### Information shown ###
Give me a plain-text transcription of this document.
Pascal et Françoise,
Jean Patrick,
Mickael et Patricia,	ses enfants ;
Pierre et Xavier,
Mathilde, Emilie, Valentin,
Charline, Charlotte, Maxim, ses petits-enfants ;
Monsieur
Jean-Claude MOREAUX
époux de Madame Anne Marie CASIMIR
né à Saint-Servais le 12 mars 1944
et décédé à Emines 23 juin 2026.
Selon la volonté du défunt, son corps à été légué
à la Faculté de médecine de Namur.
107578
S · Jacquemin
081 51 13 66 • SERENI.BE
###
Exercise brief - Look through the data above. Find each line with the string "enfants" and copy it.

Response to the task -
Mickael et Patricia,	ses enfants ;
Charline, Charlotte, Maxim, ses petits-enfants ;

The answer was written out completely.